- [What is asked] Search the data below for the string "this". Extract every line that contains it.

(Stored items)
════════

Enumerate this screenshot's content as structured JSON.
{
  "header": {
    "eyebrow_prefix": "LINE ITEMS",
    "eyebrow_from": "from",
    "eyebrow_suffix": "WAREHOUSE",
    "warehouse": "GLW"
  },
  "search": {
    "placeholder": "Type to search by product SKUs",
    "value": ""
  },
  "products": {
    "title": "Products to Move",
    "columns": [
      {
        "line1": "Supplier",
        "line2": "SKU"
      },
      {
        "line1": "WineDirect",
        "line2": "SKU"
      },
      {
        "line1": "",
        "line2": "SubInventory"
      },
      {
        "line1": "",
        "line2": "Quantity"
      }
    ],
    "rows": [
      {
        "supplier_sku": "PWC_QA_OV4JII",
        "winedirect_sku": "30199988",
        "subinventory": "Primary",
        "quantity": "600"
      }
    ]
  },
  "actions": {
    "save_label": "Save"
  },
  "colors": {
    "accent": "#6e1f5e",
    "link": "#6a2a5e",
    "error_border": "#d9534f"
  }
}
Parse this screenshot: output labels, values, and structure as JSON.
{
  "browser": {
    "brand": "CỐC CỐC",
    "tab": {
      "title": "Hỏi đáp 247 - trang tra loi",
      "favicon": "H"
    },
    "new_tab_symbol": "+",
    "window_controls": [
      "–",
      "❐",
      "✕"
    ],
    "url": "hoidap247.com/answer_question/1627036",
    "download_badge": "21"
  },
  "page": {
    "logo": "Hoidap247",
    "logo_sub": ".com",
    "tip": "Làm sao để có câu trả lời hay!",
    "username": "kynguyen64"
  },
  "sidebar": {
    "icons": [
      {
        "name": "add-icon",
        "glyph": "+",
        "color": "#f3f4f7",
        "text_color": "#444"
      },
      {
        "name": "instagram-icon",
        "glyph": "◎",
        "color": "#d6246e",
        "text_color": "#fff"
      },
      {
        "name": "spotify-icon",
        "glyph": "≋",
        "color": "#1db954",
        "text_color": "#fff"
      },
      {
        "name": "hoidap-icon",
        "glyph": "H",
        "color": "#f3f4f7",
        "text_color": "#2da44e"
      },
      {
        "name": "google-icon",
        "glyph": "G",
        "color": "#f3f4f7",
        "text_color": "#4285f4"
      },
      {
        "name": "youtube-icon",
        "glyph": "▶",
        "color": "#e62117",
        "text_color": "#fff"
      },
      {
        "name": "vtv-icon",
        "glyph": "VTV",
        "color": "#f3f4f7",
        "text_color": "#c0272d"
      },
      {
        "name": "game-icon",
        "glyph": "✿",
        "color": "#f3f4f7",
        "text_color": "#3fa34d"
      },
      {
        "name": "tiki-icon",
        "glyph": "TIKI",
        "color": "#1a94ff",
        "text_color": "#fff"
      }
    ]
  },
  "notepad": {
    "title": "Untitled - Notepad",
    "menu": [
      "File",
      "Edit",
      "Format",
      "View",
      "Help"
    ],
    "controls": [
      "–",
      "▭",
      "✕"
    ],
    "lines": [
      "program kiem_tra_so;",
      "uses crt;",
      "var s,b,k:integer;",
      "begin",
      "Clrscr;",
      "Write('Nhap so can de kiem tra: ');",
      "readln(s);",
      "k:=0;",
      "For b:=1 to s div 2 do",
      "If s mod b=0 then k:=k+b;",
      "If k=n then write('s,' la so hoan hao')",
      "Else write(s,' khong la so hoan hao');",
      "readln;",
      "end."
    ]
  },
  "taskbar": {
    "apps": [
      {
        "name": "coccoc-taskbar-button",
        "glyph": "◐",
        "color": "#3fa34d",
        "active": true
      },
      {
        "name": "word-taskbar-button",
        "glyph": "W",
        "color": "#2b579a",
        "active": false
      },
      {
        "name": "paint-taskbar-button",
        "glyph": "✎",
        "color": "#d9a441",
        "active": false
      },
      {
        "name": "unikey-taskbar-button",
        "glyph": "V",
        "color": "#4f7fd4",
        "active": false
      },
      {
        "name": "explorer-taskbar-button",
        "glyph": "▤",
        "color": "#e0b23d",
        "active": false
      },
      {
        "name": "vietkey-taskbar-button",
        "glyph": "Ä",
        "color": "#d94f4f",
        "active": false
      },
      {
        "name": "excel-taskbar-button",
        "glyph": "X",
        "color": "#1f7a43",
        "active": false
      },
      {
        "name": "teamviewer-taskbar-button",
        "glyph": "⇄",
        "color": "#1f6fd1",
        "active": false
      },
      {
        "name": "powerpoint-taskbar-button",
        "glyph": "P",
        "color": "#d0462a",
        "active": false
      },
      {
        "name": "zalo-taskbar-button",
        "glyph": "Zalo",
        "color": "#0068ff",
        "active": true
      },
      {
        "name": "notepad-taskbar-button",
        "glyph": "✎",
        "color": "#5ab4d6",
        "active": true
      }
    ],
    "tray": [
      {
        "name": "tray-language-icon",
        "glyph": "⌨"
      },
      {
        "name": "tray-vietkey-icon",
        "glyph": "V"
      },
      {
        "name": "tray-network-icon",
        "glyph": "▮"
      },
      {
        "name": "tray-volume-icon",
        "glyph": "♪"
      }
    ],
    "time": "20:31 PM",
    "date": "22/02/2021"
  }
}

════════

- [Solution below]
Enumerate this screenshot's content as structured JSON.
Parse this screenshot: output labels, values, and structure as JSON.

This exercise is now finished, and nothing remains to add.